**Short exercise:**
Reproduce the listing below without any change.

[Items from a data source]
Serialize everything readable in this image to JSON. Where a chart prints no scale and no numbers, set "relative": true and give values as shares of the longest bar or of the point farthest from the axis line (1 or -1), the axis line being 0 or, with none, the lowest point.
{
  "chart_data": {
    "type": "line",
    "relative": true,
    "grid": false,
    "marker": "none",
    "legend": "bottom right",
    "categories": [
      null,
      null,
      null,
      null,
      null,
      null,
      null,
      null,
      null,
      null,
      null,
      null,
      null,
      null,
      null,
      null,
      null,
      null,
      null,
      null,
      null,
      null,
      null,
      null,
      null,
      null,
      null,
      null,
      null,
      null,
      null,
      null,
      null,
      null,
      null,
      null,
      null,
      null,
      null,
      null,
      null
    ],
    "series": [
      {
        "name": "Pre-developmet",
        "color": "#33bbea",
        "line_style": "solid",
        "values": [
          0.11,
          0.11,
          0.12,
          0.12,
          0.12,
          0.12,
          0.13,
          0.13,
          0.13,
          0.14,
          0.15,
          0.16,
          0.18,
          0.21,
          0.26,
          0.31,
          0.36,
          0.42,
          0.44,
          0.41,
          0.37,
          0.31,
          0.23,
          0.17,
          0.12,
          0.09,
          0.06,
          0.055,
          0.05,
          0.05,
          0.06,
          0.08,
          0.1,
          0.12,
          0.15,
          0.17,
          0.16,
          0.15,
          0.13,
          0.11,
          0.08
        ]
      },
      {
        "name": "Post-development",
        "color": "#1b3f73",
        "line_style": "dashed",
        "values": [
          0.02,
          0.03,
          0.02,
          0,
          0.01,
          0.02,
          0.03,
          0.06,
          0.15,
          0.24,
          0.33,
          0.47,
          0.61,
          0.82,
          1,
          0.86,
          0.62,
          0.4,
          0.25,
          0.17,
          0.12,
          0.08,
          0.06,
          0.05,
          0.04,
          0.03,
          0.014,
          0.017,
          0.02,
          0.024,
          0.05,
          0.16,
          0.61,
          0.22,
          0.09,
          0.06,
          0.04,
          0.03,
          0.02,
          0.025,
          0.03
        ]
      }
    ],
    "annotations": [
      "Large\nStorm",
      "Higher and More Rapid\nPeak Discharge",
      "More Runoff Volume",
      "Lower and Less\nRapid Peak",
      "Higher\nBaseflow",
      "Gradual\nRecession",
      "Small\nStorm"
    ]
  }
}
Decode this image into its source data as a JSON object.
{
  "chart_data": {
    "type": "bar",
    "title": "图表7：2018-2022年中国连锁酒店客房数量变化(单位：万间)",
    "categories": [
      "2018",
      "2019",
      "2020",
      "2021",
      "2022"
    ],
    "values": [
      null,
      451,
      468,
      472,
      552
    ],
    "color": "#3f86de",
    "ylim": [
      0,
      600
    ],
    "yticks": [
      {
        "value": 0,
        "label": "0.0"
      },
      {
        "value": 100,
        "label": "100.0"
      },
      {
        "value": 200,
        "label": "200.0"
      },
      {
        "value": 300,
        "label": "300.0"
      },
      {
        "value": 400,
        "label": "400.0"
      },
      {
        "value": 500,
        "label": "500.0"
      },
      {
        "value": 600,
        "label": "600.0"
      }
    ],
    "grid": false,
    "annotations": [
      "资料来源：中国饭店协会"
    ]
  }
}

**Answer in full:**
Serialize everything readable in this image to JSON. Where a chart prints no scale and no numbers, set "relative": true and give values as shares of the longest bar or of the point farthest from the axis line (1 or -1), the axis line being 0 or, with none, the lowest point.
{
  "chart_data": {
    "type": "line",
    "relative": true,
    "grid": false,
    "marker": "none",
    "legend": "bottom right",
    "categories": [
      null,
      null,
      null,
      null,
      null,
      null,
      null,
      null,
      null,
      null,
      null,
      null,
      null,
      null,
      null,
      null,
      null,
      null,
      null,
      null,
      null,
      null,
      null,
      null,
      null,
      null,
      null,
      null,
      null,
      null,
      null,
      null,
      null,
      null,
      null,
      null,
      null,
      null,
      null,
      null,
      null
    ],
    "series": [
      {
        "name": "Pre-developmet",
        "color": "#33bbea",
        "line_style": "solid",
        "values": [
          0.11,
          0.11,
          0.12,
          0.12,
          0.12,
          0.12,
          0.13,
          0.13,
          0.13,
          0.14,
          0.15,
          0.16,
          0.18,
          0.21,
          0.26,
          0.31,
          0.36,
          0.42,
          0.44,
          0.41,
          0.37,
          0.31,
          0.23,
          0.17,
          0.12,
          0.09,
          0.06,
          0.055,
          0.05,
          0.05,
          0.06,
          0.08,
          0.1,
          0.12,
          0.15,
          0.17,
          0.16,
          0.15,
          0.13,
          0.11,
          0.08
        ]
      },
      {
        "name": "Post-development",
        "color": "#1b3f73",
        "line_style": "dashed",
        "values": [
          0.02,
          0.03,
          0.02,
          0,
          0.01,
          0.02,
          0.03,
          0.06,
          0.15,
          0.24,
          0.33,
          0.47,
          0.61,
          0.82,
          1,
          0.86,
          0.62,
          0.4,
          0.25,
          0.17,
          0.12,
          0.08,
          0.06,
          0.05,
          0.04,
          0.03,
          0.014,
          0.017,
          0.02,
          0.024,
          0.05,
          0.16,
          0.61,
          0.22,
          0.09,
          0.06,
          0.04,
          0.03,
          0.02,
          0.025,
          0.03
        ]
      }
    ],
    "annotations": [
      "Large\nStorm",
      "Higher and More Rapid\nPeak Discharge",
      "More Runoff Volume",
      "Lower and Less\nRapid Peak",
      "Higher\nBaseflow",
      "Gradual\nRecession",
      "Small\nStorm"
    ]
  }
}
Decode this image into its source data as a JSON object.
{
  "chart_data": {
    "type": "bar",
    "title": "图表7：2018-2022年中国连锁酒店客房数量变化(单位：万间)",
    "categories": [
      "2018",
      "2019",
      "2020",
      "2021",
      "2022"
    ],
    "values": [
      null,
      451,
      468,
      472,
      552
    ],
    "color": "#3f86de",
    "ylim": [
      0,
      600
    ],
    "yticks": [
      {
        "value": 0,
        "label": "0.0"
      },
      {
        "value": 100,
        "label": "100.0"
      },
      {
        "value": 200,
        "label": "200.0"
      },
      {
        "value": 300,
        "label": "300.0"
      },
      {
        "value": 400,
        "label": "400.0"
      },
      {
        "value": 500,
        "label": "500.0"
      },
      {
        "value": 600,
        "label": "600.0"
      }
    ],
    "grid": false,
    "annotations": [
      "资料来源：中国饭店协会"
    ]
  }
}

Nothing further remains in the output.